EXERCISE OBJECTIVE
Repeat the full listing below verbatim and keep the images out.

TASK MATERIAL
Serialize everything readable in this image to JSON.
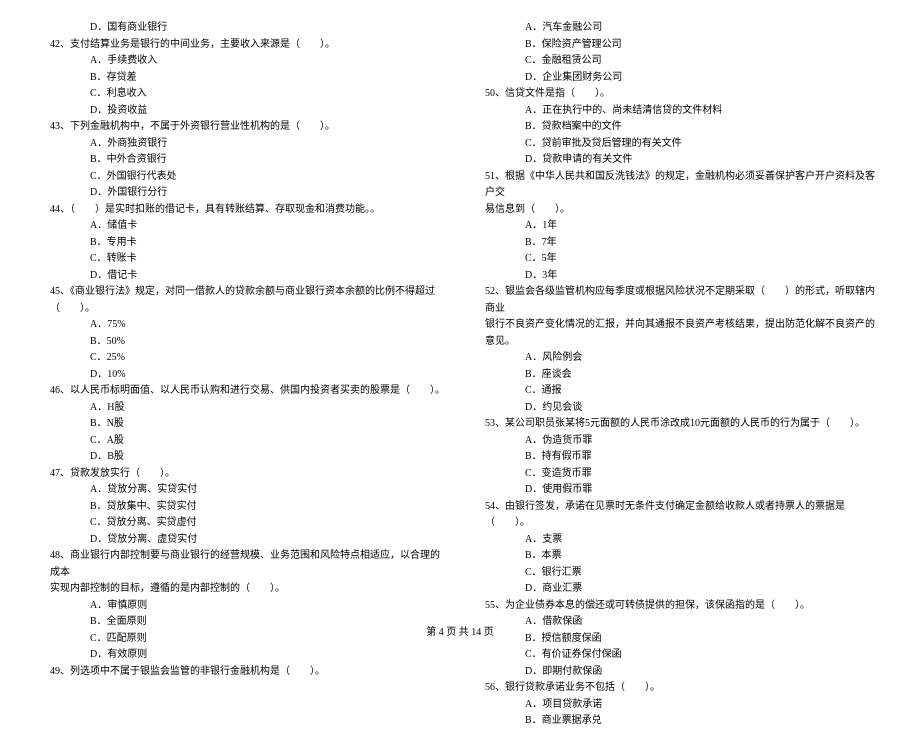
{
  "footer": "第 4 页 共 14 页",
  "left_column": [
    {
      "type": "option",
      "text": "D．国有商业银行"
    },
    {
      "type": "question",
      "text": "42、支付结算业务是银行的中间业务，主要收入来源是（　　）。"
    },
    {
      "type": "option",
      "text": "A．手续费收入"
    },
    {
      "type": "option",
      "text": "B．存贷差"
    },
    {
      "type": "option",
      "text": "C．利息收入"
    },
    {
      "type": "option",
      "text": "D．投资收益"
    },
    {
      "type": "question",
      "text": "43、下列金融机构中，不属于外资银行营业性机构的是（　　）。"
    },
    {
      "type": "option",
      "text": "A．外商独资银行"
    },
    {
      "type": "option",
      "text": "B．中外合资银行"
    },
    {
      "type": "option",
      "text": "C．外国银行代表处"
    },
    {
      "type": "option",
      "text": "D．外国银行分行"
    },
    {
      "type": "question",
      "text": "44、（　　）是实时扣账的借记卡，具有转账结算、存取现金和消费功能。。"
    },
    {
      "type": "option",
      "text": "A．储值卡"
    },
    {
      "type": "option",
      "text": "B．专用卡"
    },
    {
      "type": "option",
      "text": "C．转账卡"
    },
    {
      "type": "option",
      "text": "D．借记卡"
    },
    {
      "type": "question",
      "text": "45、《商业银行法》规定，对同一借款人的贷款余额与商业银行资本余额的比例不得超过"
    },
    {
      "type": "continuation",
      "text": "（　　）。"
    },
    {
      "type": "option",
      "text": "A．75%"
    },
    {
      "type": "option",
      "text": "B．50%"
    },
    {
      "type": "option",
      "text": "C．25%"
    },
    {
      "type": "option",
      "text": "D．10%"
    },
    {
      "type": "question",
      "text": "46、以人民币标明面值、以人民币认购和进行交易、供国内投资者买卖的股票是（　　）。"
    },
    {
      "type": "option",
      "text": "A．H股"
    },
    {
      "type": "option",
      "text": "B．N股"
    },
    {
      "type": "option",
      "text": "C．A股"
    },
    {
      "type": "option",
      "text": "D．B股"
    },
    {
      "type": "question",
      "text": "47、贷款发放实行（　　）。"
    },
    {
      "type": "option",
      "text": "A．贷放分离、实贷实付"
    },
    {
      "type": "option",
      "text": "B．贷放集中、实贷实付"
    },
    {
      "type": "option",
      "text": "C．贷放分离、实贷虚付"
    },
    {
      "type": "option",
      "text": "D．贷放分离、虚贷实付"
    },
    {
      "type": "question",
      "text": "48、商业银行内部控制要与商业银行的经营规模、业务范围和风险特点相适应，以合理的成本"
    },
    {
      "type": "continuation",
      "text": "实现内部控制的目标，遵循的是内部控制的（　　）。"
    },
    {
      "type": "option",
      "text": "A．审慎原则"
    },
    {
      "type": "option",
      "text": "B．全面原则"
    },
    {
      "type": "option",
      "text": "C．匹配原则"
    },
    {
      "type": "option",
      "text": "D．有效原则"
    },
    {
      "type": "question",
      "text": "49、列选项中不属于银监会监管的非银行金融机构是（　　）。"
    }
  ],
  "right_column": [
    {
      "type": "option",
      "text": "A．汽车金融公司"
    },
    {
      "type": "option",
      "text": "B．保险资产管理公司"
    },
    {
      "type": "option",
      "text": "C．金融租赁公司"
    },
    {
      "type": "option",
      "text": "D．企业集团财务公司"
    },
    {
      "type": "question",
      "text": "50、信贷文件是指（　　）。"
    },
    {
      "type": "option",
      "text": "A．正在执行中的、尚未结清信贷的文件材料"
    },
    {
      "type": "option",
      "text": "B．贷款档案中的文件"
    },
    {
      "type": "option",
      "text": "C．贷前审批及贷后管理的有关文件"
    },
    {
      "type": "option",
      "text": "D．贷款申请的有关文件"
    },
    {
      "type": "question",
      "text": "51、根据《中华人民共和国反洗钱法》的规定，金融机构必须妥善保护客户开户资料及客户交"
    },
    {
      "type": "continuation",
      "text": "易信息到（　　）。"
    },
    {
      "type": "option",
      "text": "A．1年"
    },
    {
      "type": "option",
      "text": "B．7年"
    },
    {
      "type": "option",
      "text": "C．5年"
    },
    {
      "type": "option",
      "text": "D．3年"
    },
    {
      "type": "question",
      "text": "52、银监会各级监管机构应每季度或根据风险状况不定期采取（　　）的形式，听取辖内商业"
    },
    {
      "type": "continuation",
      "text": "银行不良资产变化情况的汇报，并向其通报不良资产考核结果，提出防范化解不良资产的意见。"
    },
    {
      "type": "option",
      "text": "A．风险例会"
    },
    {
      "type": "option",
      "text": "B．座谈会"
    },
    {
      "type": "option",
      "text": "C．通报"
    },
    {
      "type": "option",
      "text": "D．约见会谈"
    },
    {
      "type": "question",
      "text": "53、某公司职员张某将5元面额的人民币涂改成10元面额的人民币的行为属于（　　）。"
    },
    {
      "type": "option",
      "text": "A．伪造货币罪"
    },
    {
      "type": "option",
      "text": "B．持有假币罪"
    },
    {
      "type": "option",
      "text": "C．变造货币罪"
    },
    {
      "type": "option",
      "text": "D．使用假币罪"
    },
    {
      "type": "question",
      "text": "54、由银行签发，承诺在见票时无条件支付确定金额给收款人或者持票人的票据是（　　）。"
    },
    {
      "type": "option",
      "text": "A．支票"
    },
    {
      "type": "option",
      "text": "B．本票"
    },
    {
      "type": "option",
      "text": "C．银行汇票"
    },
    {
      "type": "option",
      "text": "D．商业汇票"
    },
    {
      "type": "question",
      "text": "55、为企业债券本息的偿还或可转债提供的担保，该保函指的是（　　）。"
    },
    {
      "type": "option",
      "text": "A．借款保函"
    },
    {
      "type": "option",
      "text": "B．授信额度保函"
    },
    {
      "type": "option",
      "text": "C．有价证券保付保函"
    },
    {
      "type": "option",
      "text": "D．即期付款保函"
    },
    {
      "type": "question",
      "text": "56、银行贷款承诺业务不包括（　　）。"
    },
    {
      "type": "option",
      "text": "A．项目贷款承诺"
    },
    {
      "type": "option",
      "text": "B．商业票据承兑"
    }
  ]
}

SOLUTION FOR THIS PROBLEM
Serialize everything readable in this image to JSON.
{
  "footer": "第 4 页 共 14 页",
  "left_column": [
    {
      "type": "option",
      "text": "D．国有商业银行"
    },
    {
      "type": "question",
      "text": "42、支付结算业务是银行的中间业务，主要收入来源是（　　）。"
    },
    {
      "type": "option",
      "text": "A．手续费收入"
    },
    {
      "type": "option",
      "text": "B．存贷差"
    },
    {
      "type": "option",
      "text": "C．利息收入"
    },
    {
      "type": "option",
      "text": "D．投资收益"
    },
    {
      "type": "question",
      "text": "43、下列金融机构中，不属于外资银行营业性机构的是（　　）。"
    },
    {
      "type": "option",
      "text": "A．外商独资银行"
    },
    {
      "type": "option",
      "text": "B．中外合资银行"
    },
    {
      "type": "option",
      "text": "C．外国银行代表处"
    },
    {
      "type": "option",
      "text": "D．外国银行分行"
    },
    {
      "type": "question",
      "text": "44、（　　）是实时扣账的借记卡，具有转账结算、存取现金和消费功能。。"
    },
    {
      "type": "option",
      "text": "A．储值卡"
    },
    {
      "type": "option",
      "text": "B．专用卡"
    },
    {
      "type": "option",
      "text": "C．转账卡"
    },
    {
      "type": "option",
      "text": "D．借记卡"
    },
    {
      "type": "question",
      "text": "45、《商业银行法》规定，对同一借款人的贷款余额与商业银行资本余额的比例不得超过"
    },
    {
      "type": "continuation",
      "text": "（　　）。"
    },
    {
      "type": "option",
      "text": "A．75%"
    },
    {
      "type": "option",
      "text": "B．50%"
    },
    {
      "type": "option",
      "text": "C．25%"
    },
    {
      "type": "option",
      "text": "D．10%"
    },
    {
      "type": "question",
      "text": "46、以人民币标明面值、以人民币认购和进行交易、供国内投资者买卖的股票是（　　）。"
    },
    {
      "type": "option",
      "text": "A．H股"
    },
    {
      "type": "option",
      "text": "B．N股"
    },
    {
      "type": "option",
      "text": "C．A股"
    },
    {
      "type": "option",
      "text": "D．B股"
    },
    {
      "type": "question",
      "text": "47、贷款发放实行（　　）。"
    },
    {
      "type": "option",
      "text": "A．贷放分离、实贷实付"
    },
    {
      "type": "option",
      "text": "B．贷放集中、实贷实付"
    },
    {
      "type": "option",
      "text": "C．贷放分离、实贷虚付"
    },
    {
      "type": "option",
      "text": "D．贷放分离、虚贷实付"
    },
    {
      "type": "question",
      "text": "48、商业银行内部控制要与商业银行的经营规模、业务范围和风险特点相适应，以合理的成本"
    },
    {
      "type": "continuation",
      "text": "实现内部控制的目标，遵循的是内部控制的（　　）。"
    },
    {
      "type": "option",
      "text": "A．审慎原则"
    },
    {
      "type": "option",
      "text": "B．全面原则"
    },
    {
      "type": "option",
      "text": "C．匹配原则"
    },
    {
      "type": "option",
      "text": "D．有效原则"
    },
    {
      "type": "question",
      "text": "49、列选项中不属于银监会监管的非银行金融机构是（　　）。"
    }
  ],
  "right_column": [
    {
      "type": "option",
      "text": "A．汽车金融公司"
    },
    {
      "type": "option",
      "text": "B．保险资产管理公司"
    },
    {
      "type": "option",
      "text": "C．金融租赁公司"
    },
    {
      "type": "option",
      "text": "D．企业集团财务公司"
    },
    {
      "type": "question",
      "text": "50、信贷文件是指（　　）。"
    },
    {
      "type": "option",
      "text": "A．正在执行中的、尚未结清信贷的文件材料"
    },
    {
      "type": "option",
      "text": "B．贷款档案中的文件"
    },
    {
      "type": "option",
      "text": "C．贷前审批及贷后管理的有关文件"
    },
    {
      "type": "option",
      "text": "D．贷款申请的有关文件"
    },
    {
      "type": "question",
      "text": "51、根据《中华人民共和国反洗钱法》的规定，金融机构必须妥善保护客户开户资料及客户交"
    },
    {
      "type": "continuation",
      "text": "易信息到（　　）。"
    },
    {
      "type": "option",
      "text": "A．1年"
    },
    {
      "type": "option",
      "text": "B．7年"
    },
    {
      "type": "option",
      "text": "C．5年"
    },
    {
      "type": "option",
      "text": "D．3年"
    },
    {
      "type": "question",
      "text": "52、银监会各级监管机构应每季度或根据风险状况不定期采取（　　）的形式，听取辖内商业"
    },
    {
      "type": "continuation",
      "text": "银行不良资产变化情况的汇报，并向其通报不良资产考核结果，提出防范化解不良资产的意见。"
    },
    {
      "type": "option",
      "text": "A．风险例会"
    },
    {
      "type": "option",
      "text": "B．座谈会"
    },
    {
      "type": "option",
      "text": "C．通报"
    },
    {
      "type": "option",
      "text": "D．约见会谈"
    },
    {
      "type": "question",
      "text": "53、某公司职员张某将5元面额的人民币涂改成10元面额的人民币的行为属于（　　）。"
    },
    {
      "type": "option",
      "text": "A．伪造货币罪"
    },
    {
      "type": "option",
      "text": "B．持有假币罪"
    },
    {
      "type": "option",
      "text": "C．变造货币罪"
    },
    {
      "type": "option",
      "text": "D．使用假币罪"
    },
    {
      "type": "question",
      "text": "54、由银行签发，承诺在见票时无条件支付确定金额给收款人或者持票人的票据是（　　）。"
    },
    {
      "type": "option",
      "text": "A．支票"
    },
    {
      "type": "option",
      "text": "B．本票"
    },
    {
      "type": "option",
      "text": "C．银行汇票"
    },
    {
      "type": "option",
      "text": "D．商业汇票"
    },
    {
      "type": "question",
      "text": "55、为企业债券本息的偿还或可转债提供的担保，该保函指的是（　　）。"
    },
    {
      "type": "option",
      "text": "A．借款保函"
    },
    {
      "type": "option",
      "text": "B．授信额度保函"
    },
    {
      "type": "option",
      "text": "C．有价证券保付保函"
    },
    {
      "type": "option",
      "text": "D．即期付款保函"
    },
    {
      "type": "question",
      "text": "56、银行贷款承诺业务不包括（　　）。"
    },
    {
      "type": "option",
      "text": "A．项目贷款承诺"
    },
    {
      "type": "option",
      "text": "B．商业票据承兑"
    }
  ]
}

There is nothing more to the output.